### SHORT EXERCISE 1
Reproduce the forum thread on the HTMLParser.unescape error from "gustavoconter avatar Oct" up to and including "coursera-dl/edx-dl@5490a99 works in linux.", swapping "patch" for "fix".
### SHORT EXERCISE 2
Write the next part of the forum thread on the HTMLParser.unescape error, picking up after its final post.

### EXCERPTED TEXT
# # #

Hi! I was receiving the exact same error, did some research and I discovered that in python 3.9.0 HTMLParser.unescape was removed, so I switched back to python 3.8 and it is working perfectly fine. Switching to a older version that is greater than 3.4 should work. Hope it helps!

gustavoconter avatar Oct 09 '20 15:10 gustavoconter

Hi! I was receiving the exact same error, did some research and I discovered that in python 3.9.0 HTMLParser.unescape was removed, so I switched back to python 3.8 and it is working perfectly fine. Switching to a older version that is greater than 3.4 should work. Hope it helps!

Thanks, that worked!

rm00-git avatar Oct 09 '20 16:10 rm00-git

Here is a patch without needing to downgrade to python3.8 https://github.com/coursera-dl/edx-dl/pull/651/commits/5490a99a98b56f544661c131229ef640ace2b064 works in linux.

zenny avatar Oct 30 '20 16:10 zenny

Here is a patch without needing to downgrade to python3.8 coursera-dl/edx-dl@5490a99 works in linux.

I tried copying the file into Coursera folder but did help got ImportError: cannot import name 'random_string' from 'coursera.utils' error

VigneshRamanathan101 avatar Nov 20 '20 18:11 VigneshRamanathan101

@rm00-git how to go to previous version of python . Please tell me. Much needed.

manzoorHusain avatar Dec 18 '20 08:12 manzoorHusain

@rm00-git Thank you so much man. I really appretiate it.

manzoorHusain avatar Dec 18 '20 09:12 manzoorHusain

first thanks @zenny

  1. go to C:\Users\{ur_usr_name}\AppData\Local\Programs\Python\Python39\Lib\site-packages\coursera: note : if u install coursera-dl in a venve go to: ur-v-env-name\Lib\site-packages\coursera:

  2. => open utils.py file and replace all the code with the code in this link : https://gist.github.com/ziko442/d57d91da980e72414c725eb60878bc2d

ziko442 avatar Dec 22 '20 14:12 ziko442

Hi! I was receiving the exact same error, did some research and I discovered that in python 3.9.0 HTMLParser.unescape was removed, so I switched back to python 3.8 and it is working perfectly fine. Switching to a older version that is greater than 3.4 should work. Hope it helps!

# # #

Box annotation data
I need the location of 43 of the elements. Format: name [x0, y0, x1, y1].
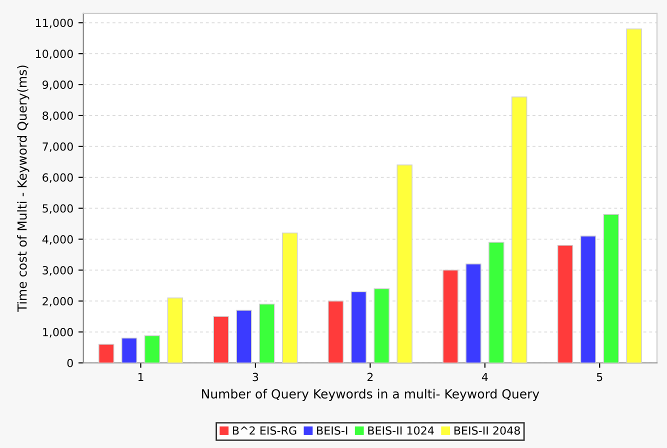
- bar: [144, 335, 160, 363]
- bar: [121, 338, 138, 363]
- y-tick-label: 8,000: [42, 111, 73, 121]
- x-tick-label: 5: [596, 372, 602, 382]
- legend-label: BEIS-I: [317, 426, 348, 435]
- x-tick-label: 3: [252, 372, 258, 382]
- x-tick-label: 4: [482, 372, 488, 382]
- bar: [396, 164, 412, 363]
- legend-label: BEIS-II 2048: [454, 426, 520, 435]
- x-tick-label: 2: [367, 372, 373, 382]
- y-tick-label: 5,000: [42, 204, 73, 214]
- bar: [466, 264, 482, 363]
- bar: [259, 304, 275, 363]
- x-axis-title: Number of Query Keywords in a multi- Keyword Query: [202, 388, 540, 402]
- bar: [328, 300, 344, 363]
- y-tick-label: 10,000: [36, 50, 73, 60]
- bar: [580, 236, 596, 363]
- bar: [442, 270, 458, 363]
- bar: [167, 298, 184, 363]
- y-tick-label: 3,000: [42, 266, 73, 276]
- y-tick-label: 0: [67, 358, 73, 368]
- bar: [350, 291, 367, 363]
- bar: [488, 242, 504, 363]
- legend-label: B^2 EIS-RG: [232, 426, 296, 435]
- bar: [603, 214, 619, 363]
- y-tick-label: 11,000: [36, 18, 73, 28]
- x-tick-label: 1: [138, 372, 144, 382]
- bar: [511, 96, 528, 363]
- bar: [282, 232, 298, 363]
- y-axis-title: Time cost of Multi - Keyword Query(ms): [17, 66, 30, 312]
- y-tick-label: 6,000: [42, 173, 73, 183]
- bar: [236, 310, 252, 363]
- y-tick-label: 1,000: [43, 328, 73, 338]
- bar: [374, 288, 390, 363]
- bar: [557, 244, 574, 363]
- legend-label: BEIS-II 1024: [368, 426, 434, 435]
- y-tick-label: 4,000: [42, 235, 73, 245]
- bar: [213, 316, 229, 363]
- bar: [98, 344, 114, 363]
- y-tick-label: 9,000: [42, 80, 73, 90]
- y-tick-label: 2,000: [42, 297, 73, 307]
- bar: [626, 28, 642, 363]
- y-tick-label: 7,000: [42, 142, 73, 152]
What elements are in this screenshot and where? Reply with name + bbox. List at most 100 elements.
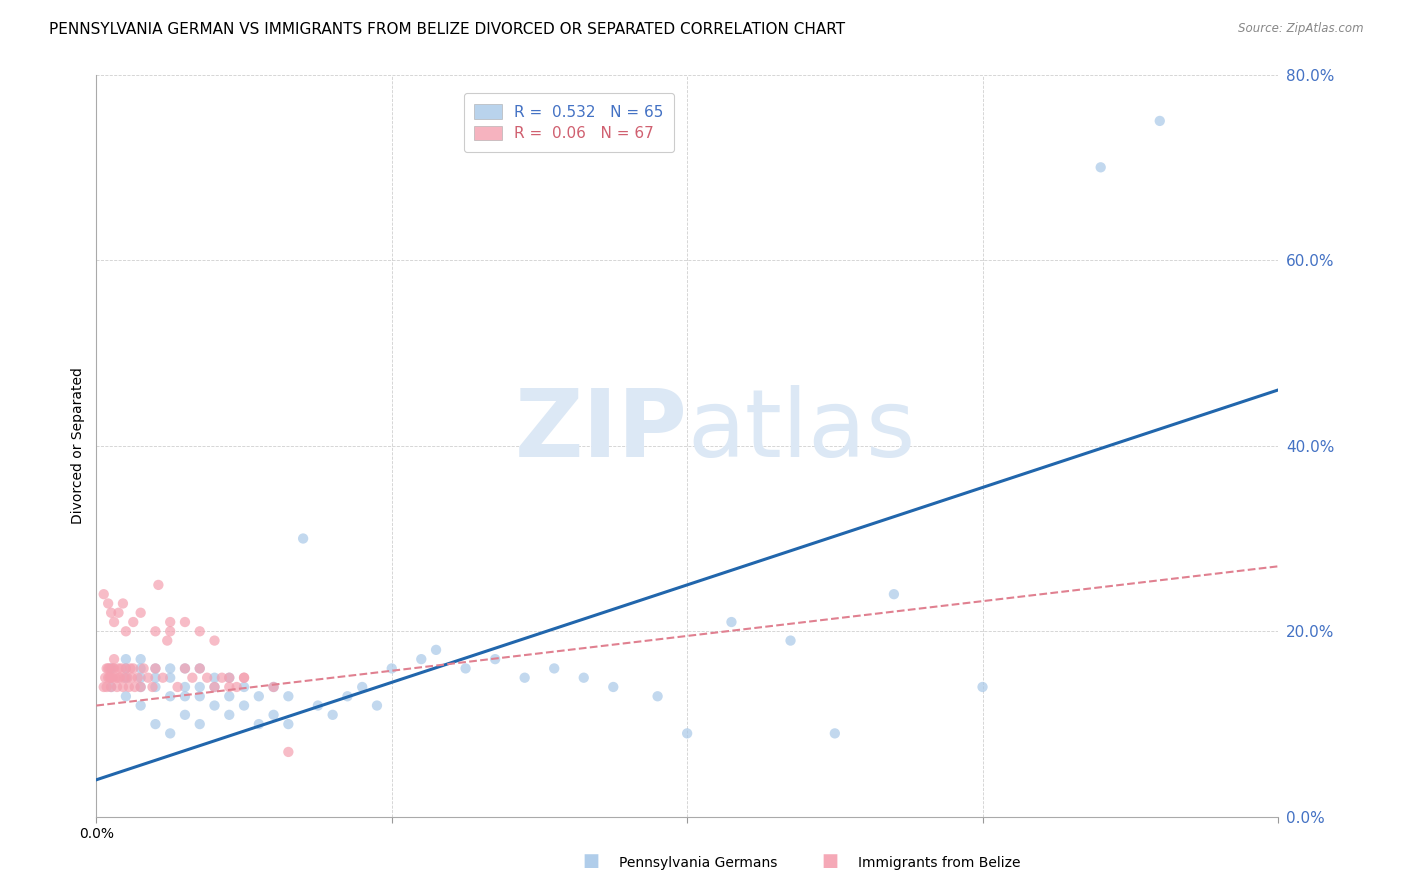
Point [145,661,167,675]
Point [824,726,846,740]
Point [152,671,174,685]
Point [352,680,374,694]
Point [115,652,138,666]
Point [218,707,240,722]
Point [118,680,141,694]
Point [292,532,315,546]
Point [159,615,181,629]
Point [218,671,240,685]
Legend: R =  0.532   N = 65, R =  0.06   N = 67: R = 0.532 N = 65, R = 0.06 N = 67 [464,94,675,152]
Text: ■: ■ [821,852,838,870]
Point [411,652,433,666]
Point [233,680,256,694]
Point [647,690,669,704]
Point [602,680,624,694]
Point [115,624,138,639]
Point [195,671,218,685]
Point [218,690,240,704]
Point [676,726,699,740]
Point [454,661,477,675]
Point [120,661,142,675]
Point [145,671,167,685]
Point [188,690,211,704]
Text: atlas: atlas [688,384,915,477]
Point [148,578,170,592]
Point [103,615,125,629]
Point [94,671,117,685]
Y-axis label: Divorced or Separated: Divorced or Separated [72,368,86,524]
Point [263,680,285,694]
Point [124,680,146,694]
Point [101,671,124,685]
Point [129,680,152,694]
Point [322,707,344,722]
Text: Pennsylvania Germans: Pennsylvania Germans [619,855,778,870]
Point [307,698,329,713]
Point [127,671,149,685]
Point [174,707,197,722]
Point [233,671,256,685]
Point [121,671,143,685]
Point [277,717,299,731]
Point [188,661,211,675]
Point [159,624,181,639]
Point [145,661,167,675]
Point [145,624,167,639]
Point [188,624,211,639]
Point [98,661,121,675]
Text: ■: ■ [582,852,599,870]
Text: ZIP: ZIP [515,384,688,477]
Point [277,745,299,759]
Point [132,661,155,675]
Point [115,661,138,675]
Point [263,707,285,722]
Point [211,671,233,685]
Point [972,680,994,694]
Point [425,643,447,657]
Point [188,661,211,675]
Point [93,680,115,694]
Point [204,633,226,648]
Point [97,661,120,675]
Point [156,633,179,648]
Point [129,606,152,620]
Point [513,671,536,685]
Point [104,671,127,685]
Point [100,680,122,694]
Point [110,661,132,675]
Point [159,661,181,675]
Point [543,661,565,675]
Point [381,661,404,675]
Point [233,698,256,713]
Point [233,671,256,685]
Point [366,698,388,713]
Point [115,661,138,675]
Point [174,661,197,675]
Point [115,671,138,685]
Point [100,680,122,694]
Point [107,606,129,620]
Point [100,606,122,620]
Point [720,615,742,629]
Point [129,680,152,694]
Point [336,690,359,704]
Point [122,615,145,629]
Point [218,671,240,685]
Point [159,671,181,685]
Point [247,717,270,731]
Point [174,690,197,704]
Point [93,587,115,601]
Point [117,671,139,685]
Point [484,652,506,666]
Point [98,671,121,685]
Point [145,680,167,694]
Point [97,671,120,685]
Point [225,680,247,694]
Point [159,726,181,740]
Point [122,661,145,675]
Point [204,680,226,694]
Point [204,698,226,713]
Point [111,597,134,611]
Point [103,661,125,675]
Point [141,680,163,694]
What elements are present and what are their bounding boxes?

# # #

### REPLY 1
gustavoconter avatar Oct 09 '20 15:10 gustavoconter

Hi! I was receiving the exact same error, did some research and I discovered that in python 3.9.0 HTMLParser.unescape was removed, so I switched back to python 3.8 and it is working perfectly fine. Switching to a older version that is greater than 3.4 should work. Hope it helps!

Thanks, that worked!

rm00-git avatar Oct 09 '20 16:10 rm00-git

Here is a fix without needing to downgrade to python3.8 https://github.com/coursera-dl/edx-dl/pull/651/commits/5490a99a98b56f544661c131229ef640ace2b064 works in linux.

zenny avatar Oct 30 '20 16:10 zenny

Here is a fix without needing to downgrade to python3.8 coursera-dl/edx-dl@5490a99 works in linux.

### REPLY 2
Thanks, it worked!

rohitbalage avatar Jan 09 '21 06:01 rohitbalage

Here is a patch without needing to downgrade to python3.8 coursera-dl/edx-dl@5490a99 works in linux.

refer to ziko442's reply to fix the issue with coursera-dl, his reply is for edx-dl.

Nirbhay-Thacker avatar Jan 11 '21 09:01 Nirbhay-Thacker

If you modify coursera\utils.py to import html and then replace h = html_parser.HTMLParser() with h = html

3.9 Works. Suggest the dev team to implement this change.

rwilcox3 avatar Jan 30 '21 07:01 rwilcox3

If you modify coursera\utils.py to import html and then replace h = html_parser.HTMLParser() with h = html

3.9 Works. Suggest the dev team to implement this change.

It worked for me on debian buster with bullseye testing repositories.

eliottness avatar Feb 05 '21 18:02 eliottness

If you modify coursera\utils.py to import html and then replace h = html_parser.HTMLParser() with h = html

3.9 Works. Suggest the dev team to implement this change.

Hi i did it and still getting" AttributeError: 'HTMLParser' object has no attribute 'unescape'" any idea what i can do more to solve it? Thanks!

michael12987 avatar Feb 12 '21 09:02 michael12987

@adirb1 Try also commenting out this line:

from six.moves import html_parser

And you need to replace two occurrences of h = html_parser.HTMLParser() with h = html.

lifepillar avatar Mar 12 '21 16:03 lifepillar

https://github.com/coursera-dl/coursera-dl/pull/789#issuecomment-800142031

ismail709 avatar Mar 16 '21 10:03 ismail709

first thanks @zenny

  1. go to C:\Users{ur_usr_name}\AppData\Local\Programs\Python\Python39\Lib\site-packages\coursera: note : if u install coursera-dl in a venve go to: ur-v-env-name\Lib\site-packages\coursera:
  2. => open utils.py file and replace all the code with the code in this link : https://gist.github.com/ziko442/d57d91da980e72414c725eb60878bc2d

I think there may be a problem with that change. Here, html.unescape() is only available from Python 3.4. Bellow that, it doesn't exist. So I think your code may not work on Python from 3.0 through 3.3.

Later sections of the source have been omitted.